Answer with a single number: how many lines in the listing below include "without"?

- Excerpted data:
____________________

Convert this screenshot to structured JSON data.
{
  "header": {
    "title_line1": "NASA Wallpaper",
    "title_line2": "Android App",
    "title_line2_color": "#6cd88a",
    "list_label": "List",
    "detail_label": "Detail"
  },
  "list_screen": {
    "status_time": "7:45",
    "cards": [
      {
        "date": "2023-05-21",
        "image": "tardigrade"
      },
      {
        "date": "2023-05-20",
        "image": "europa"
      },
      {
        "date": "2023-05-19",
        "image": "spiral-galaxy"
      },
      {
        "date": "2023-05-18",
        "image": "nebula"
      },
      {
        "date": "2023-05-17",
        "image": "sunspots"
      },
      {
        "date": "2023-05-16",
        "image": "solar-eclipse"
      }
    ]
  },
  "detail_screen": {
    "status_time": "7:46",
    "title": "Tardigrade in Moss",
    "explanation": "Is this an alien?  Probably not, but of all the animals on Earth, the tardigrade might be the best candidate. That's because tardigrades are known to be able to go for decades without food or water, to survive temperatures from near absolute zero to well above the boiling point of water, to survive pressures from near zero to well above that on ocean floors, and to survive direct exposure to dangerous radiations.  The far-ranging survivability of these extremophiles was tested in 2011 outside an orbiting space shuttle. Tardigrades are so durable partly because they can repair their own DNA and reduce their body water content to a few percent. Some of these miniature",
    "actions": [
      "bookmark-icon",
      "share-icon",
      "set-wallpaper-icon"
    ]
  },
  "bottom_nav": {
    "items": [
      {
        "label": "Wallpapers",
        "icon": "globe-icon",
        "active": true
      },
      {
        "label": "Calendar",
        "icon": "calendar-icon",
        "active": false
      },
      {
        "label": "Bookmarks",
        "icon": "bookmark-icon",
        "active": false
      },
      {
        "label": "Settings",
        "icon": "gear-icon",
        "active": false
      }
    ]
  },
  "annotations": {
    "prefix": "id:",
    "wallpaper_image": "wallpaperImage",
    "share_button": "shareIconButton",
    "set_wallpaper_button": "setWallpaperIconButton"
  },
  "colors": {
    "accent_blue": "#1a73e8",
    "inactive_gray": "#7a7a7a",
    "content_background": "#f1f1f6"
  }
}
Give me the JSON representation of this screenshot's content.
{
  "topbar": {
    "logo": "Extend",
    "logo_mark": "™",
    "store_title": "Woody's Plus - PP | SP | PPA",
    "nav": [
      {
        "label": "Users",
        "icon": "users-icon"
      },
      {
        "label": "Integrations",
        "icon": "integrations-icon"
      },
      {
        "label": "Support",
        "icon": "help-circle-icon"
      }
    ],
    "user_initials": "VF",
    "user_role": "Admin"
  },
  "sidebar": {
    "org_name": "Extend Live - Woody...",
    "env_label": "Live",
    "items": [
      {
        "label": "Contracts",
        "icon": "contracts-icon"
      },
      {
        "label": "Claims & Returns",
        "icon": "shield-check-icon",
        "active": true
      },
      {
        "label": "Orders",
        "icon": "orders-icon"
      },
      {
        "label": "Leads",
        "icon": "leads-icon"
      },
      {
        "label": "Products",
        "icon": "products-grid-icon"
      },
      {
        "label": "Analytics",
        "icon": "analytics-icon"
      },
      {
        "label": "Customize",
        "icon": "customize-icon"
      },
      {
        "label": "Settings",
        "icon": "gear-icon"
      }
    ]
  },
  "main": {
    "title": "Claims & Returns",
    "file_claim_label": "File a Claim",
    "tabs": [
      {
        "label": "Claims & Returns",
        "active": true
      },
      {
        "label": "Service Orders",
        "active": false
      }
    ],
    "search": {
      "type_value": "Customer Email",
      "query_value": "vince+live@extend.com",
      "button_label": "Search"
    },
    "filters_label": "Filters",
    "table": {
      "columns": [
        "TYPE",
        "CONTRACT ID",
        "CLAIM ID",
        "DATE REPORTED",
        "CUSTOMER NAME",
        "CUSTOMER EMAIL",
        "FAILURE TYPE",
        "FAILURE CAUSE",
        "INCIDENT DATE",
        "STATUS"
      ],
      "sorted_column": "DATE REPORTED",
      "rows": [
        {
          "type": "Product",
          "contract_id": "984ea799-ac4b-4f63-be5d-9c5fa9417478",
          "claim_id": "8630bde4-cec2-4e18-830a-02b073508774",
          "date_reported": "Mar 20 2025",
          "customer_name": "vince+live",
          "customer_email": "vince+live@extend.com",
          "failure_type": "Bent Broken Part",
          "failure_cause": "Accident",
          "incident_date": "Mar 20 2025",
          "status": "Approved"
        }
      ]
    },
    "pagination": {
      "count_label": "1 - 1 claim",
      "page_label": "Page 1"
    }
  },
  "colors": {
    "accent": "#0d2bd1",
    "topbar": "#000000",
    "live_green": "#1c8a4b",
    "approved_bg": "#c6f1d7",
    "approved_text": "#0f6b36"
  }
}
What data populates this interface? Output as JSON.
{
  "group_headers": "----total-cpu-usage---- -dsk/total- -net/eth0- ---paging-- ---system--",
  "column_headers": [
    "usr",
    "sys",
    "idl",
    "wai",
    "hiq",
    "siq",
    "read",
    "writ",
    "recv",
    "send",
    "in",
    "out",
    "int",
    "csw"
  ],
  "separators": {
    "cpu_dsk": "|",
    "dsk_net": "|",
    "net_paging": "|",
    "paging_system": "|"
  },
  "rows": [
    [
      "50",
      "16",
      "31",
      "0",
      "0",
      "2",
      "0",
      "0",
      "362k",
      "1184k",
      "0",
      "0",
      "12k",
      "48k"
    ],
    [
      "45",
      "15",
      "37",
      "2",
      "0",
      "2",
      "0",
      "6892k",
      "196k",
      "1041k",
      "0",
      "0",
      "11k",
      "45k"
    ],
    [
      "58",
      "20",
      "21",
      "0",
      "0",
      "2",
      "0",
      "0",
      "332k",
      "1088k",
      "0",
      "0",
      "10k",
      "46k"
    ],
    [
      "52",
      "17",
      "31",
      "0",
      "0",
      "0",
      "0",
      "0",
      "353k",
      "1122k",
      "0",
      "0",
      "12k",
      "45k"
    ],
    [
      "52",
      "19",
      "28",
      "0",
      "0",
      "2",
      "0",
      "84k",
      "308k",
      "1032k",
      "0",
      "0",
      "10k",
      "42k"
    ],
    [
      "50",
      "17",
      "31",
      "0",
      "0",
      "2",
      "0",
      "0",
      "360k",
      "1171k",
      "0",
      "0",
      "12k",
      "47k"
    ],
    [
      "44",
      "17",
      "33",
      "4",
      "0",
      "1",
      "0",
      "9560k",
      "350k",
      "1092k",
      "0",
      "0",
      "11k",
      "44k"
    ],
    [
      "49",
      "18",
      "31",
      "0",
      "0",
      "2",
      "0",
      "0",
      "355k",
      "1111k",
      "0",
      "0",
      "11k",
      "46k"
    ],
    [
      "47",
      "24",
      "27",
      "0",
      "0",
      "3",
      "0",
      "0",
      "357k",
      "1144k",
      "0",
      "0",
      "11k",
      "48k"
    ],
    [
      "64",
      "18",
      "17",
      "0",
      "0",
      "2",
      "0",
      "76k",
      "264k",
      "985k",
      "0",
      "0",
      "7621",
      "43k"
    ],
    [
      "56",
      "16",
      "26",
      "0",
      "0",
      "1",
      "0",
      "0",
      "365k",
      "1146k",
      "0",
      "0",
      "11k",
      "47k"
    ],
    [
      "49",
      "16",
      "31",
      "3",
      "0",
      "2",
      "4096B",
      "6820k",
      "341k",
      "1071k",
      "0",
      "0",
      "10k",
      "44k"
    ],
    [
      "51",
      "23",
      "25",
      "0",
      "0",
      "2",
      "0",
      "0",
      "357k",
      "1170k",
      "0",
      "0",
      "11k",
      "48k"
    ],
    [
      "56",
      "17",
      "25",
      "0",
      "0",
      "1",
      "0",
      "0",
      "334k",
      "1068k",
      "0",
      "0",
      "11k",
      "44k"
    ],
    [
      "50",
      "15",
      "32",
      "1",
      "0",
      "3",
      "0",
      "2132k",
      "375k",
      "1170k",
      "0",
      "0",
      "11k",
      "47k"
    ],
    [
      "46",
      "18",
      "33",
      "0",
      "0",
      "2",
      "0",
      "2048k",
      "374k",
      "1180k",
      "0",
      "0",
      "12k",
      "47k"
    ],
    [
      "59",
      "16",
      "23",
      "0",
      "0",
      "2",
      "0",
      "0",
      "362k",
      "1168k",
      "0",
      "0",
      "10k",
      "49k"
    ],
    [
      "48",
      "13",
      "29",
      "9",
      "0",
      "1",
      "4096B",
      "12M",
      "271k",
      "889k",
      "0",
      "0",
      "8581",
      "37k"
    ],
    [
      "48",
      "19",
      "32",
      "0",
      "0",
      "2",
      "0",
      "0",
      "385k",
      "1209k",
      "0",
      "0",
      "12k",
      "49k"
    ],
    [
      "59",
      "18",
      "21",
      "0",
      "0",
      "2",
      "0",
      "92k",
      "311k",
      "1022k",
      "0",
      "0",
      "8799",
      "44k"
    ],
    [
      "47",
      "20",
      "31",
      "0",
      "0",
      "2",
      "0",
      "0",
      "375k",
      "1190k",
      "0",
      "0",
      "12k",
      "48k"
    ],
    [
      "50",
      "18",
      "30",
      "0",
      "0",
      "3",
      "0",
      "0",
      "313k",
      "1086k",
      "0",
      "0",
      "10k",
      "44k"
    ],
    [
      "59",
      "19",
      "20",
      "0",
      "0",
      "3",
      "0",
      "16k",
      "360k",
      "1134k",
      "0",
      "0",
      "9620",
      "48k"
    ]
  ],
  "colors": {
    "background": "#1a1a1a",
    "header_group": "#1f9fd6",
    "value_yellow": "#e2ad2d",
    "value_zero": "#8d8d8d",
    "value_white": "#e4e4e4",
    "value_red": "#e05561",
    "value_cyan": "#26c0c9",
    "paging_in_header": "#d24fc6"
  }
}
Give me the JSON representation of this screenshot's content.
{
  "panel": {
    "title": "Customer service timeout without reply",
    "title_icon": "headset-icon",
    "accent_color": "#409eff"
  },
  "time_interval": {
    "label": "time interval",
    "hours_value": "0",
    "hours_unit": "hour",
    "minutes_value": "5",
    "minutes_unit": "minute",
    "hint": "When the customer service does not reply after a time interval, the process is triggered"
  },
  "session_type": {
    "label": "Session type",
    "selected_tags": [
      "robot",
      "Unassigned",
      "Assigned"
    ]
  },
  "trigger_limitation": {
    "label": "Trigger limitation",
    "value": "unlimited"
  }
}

____________________

- Exercise solution: 2